--- Begin Record extracts ---

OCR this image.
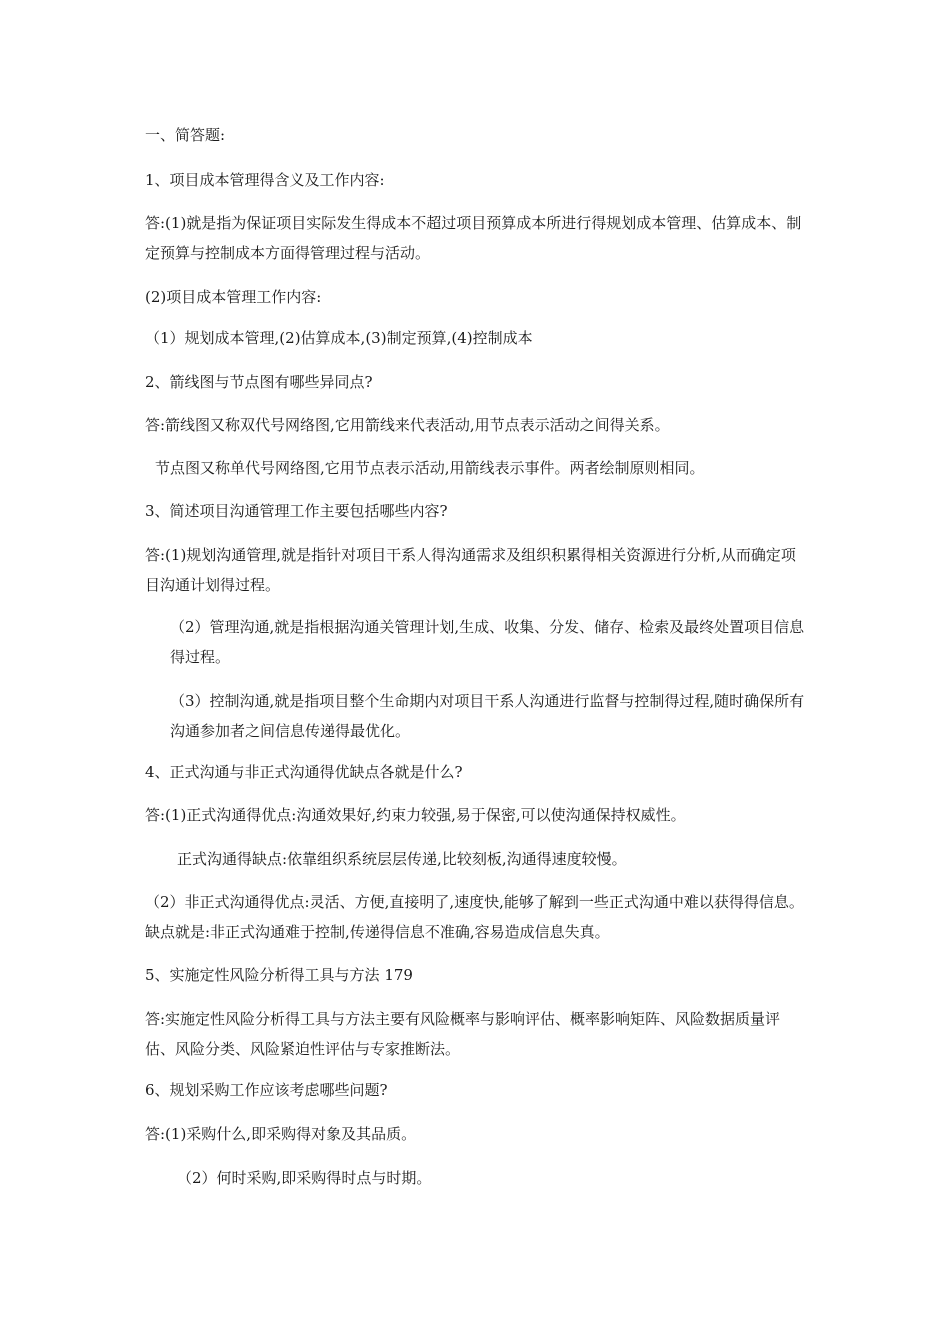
一、简答题:

1、项目成本管理得含义及工作内容:

答:(1)就是指为保证项目实际发生得成本不超过项目预算成本所进行得规划成本管理、估算成本、制定预算与控制成本方面得管理过程与活动。

(2)项目成本管理工作内容:

（1）规划成本管理,(2)估算成本,(3)制定预算,(4)控制成本

2、箭线图与节点图有哪些异同点?

答:箭线图又称双代号网络图,它用箭线来代表活动,用节点表示活动之间得关系。

节点图又称单代号网络图,它用节点表示活动,用箭线表示事件。两者绘制原则相同。

3、简述项目沟通管理工作主要包括哪些内容?

答:(1)规划沟通管理,就是指针对项目干系人得沟通需求及组织积累得相关资源进行分析,从而确定项目沟通计划得过程。

（2）管理沟通,就是指根据沟通关管理计划,生成、收集、分发、储存、检索及最终处置项目信息得过程。

（3）控制沟通,就是指项目整个生命期内对项目干系人沟通进行监督与控制得过程,随时确保所有沟通参加者之间信息传递得最优化。

4、正式沟通与非正式沟通得优缺点各就是什么?

答:(1)正式沟通得优点:沟通效果好,约束力较强,易于保密,可以使沟通保持权威性。

正式沟通得缺点:依靠组织系统层层传递,比较刻板,沟通得速度较慢。

（2）非正式沟通得优点:灵活、方便,直接明了,速度快,能够了解到一些正式沟通中难以获得得信息。缺点就是:非正式沟通难于控制,传递得信息不准确,容易造成信息失真。

5、实施定性风险分析得工具与方法 179

答:实施定性风险分析得工具与方法主要有风险概率与影响评估、概率影响矩阵、风险数据质量评估、风险分类、风险紧迫性评估与专家推断法。

6、规划采购工作应该考虑哪些问题?

答:(1)采购什么,即采购得对象及其品质。

（2）何时采购,即采购得时点与时期。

--- End Record extracts ---

Given request:
Copy out the data above exactly, except the pictures.

Response to the task:
OCR this image.
一、简答题:

1、项目成本管理得含义及工作内容:

答:(1)就是指为保证项目实际发生得成本不超过项目预算成本所进行得规划成本管理、估算成本、制定预算与控制成本方面得管理过程与活动。

(2)项目成本管理工作内容:

（1）规划成本管理,(2)估算成本,(3)制定预算,(4)控制成本

2、箭线图与节点图有哪些异同点?

答:箭线图又称双代号网络图,它用箭线来代表活动,用节点表示活动之间得关系。

节点图又称单代号网络图,它用节点表示活动,用箭线表示事件。两者绘制原则相同。

3、简述项目沟通管理工作主要包括哪些内容?

答:(1)规划沟通管理,就是指针对项目干系人得沟通需求及组织积累得相关资源进行分析,从而确定项目沟通计划得过程。

（2）管理沟通,就是指根据沟通关管理计划,生成、收集、分发、储存、检索及最终处置项目信息得过程。

（3）控制沟通,就是指项目整个生命期内对项目干系人沟通进行监督与控制得过程,随时确保所有沟通参加者之间信息传递得最优化。

4、正式沟通与非正式沟通得优缺点各就是什么?

答:(1)正式沟通得优点:沟通效果好,约束力较强,易于保密,可以使沟通保持权威性。

正式沟通得缺点:依靠组织系统层层传递,比较刻板,沟通得速度较慢。

（2）非正式沟通得优点:灵活、方便,直接明了,速度快,能够了解到一些正式沟通中难以获得得信息。缺点就是:非正式沟通难于控制,传递得信息不准确,容易造成信息失真。

5、实施定性风险分析得工具与方法 179

答:实施定性风险分析得工具与方法主要有风险概率与影响评估、概率影响矩阵、风险数据质量评估、风险分类、风险紧迫性评估与专家推断法。

6、规划采购工作应该考虑哪些问题?

答:(1)采购什么,即采购得对象及其品质。

（2）何时采购,即采购得时点与时期。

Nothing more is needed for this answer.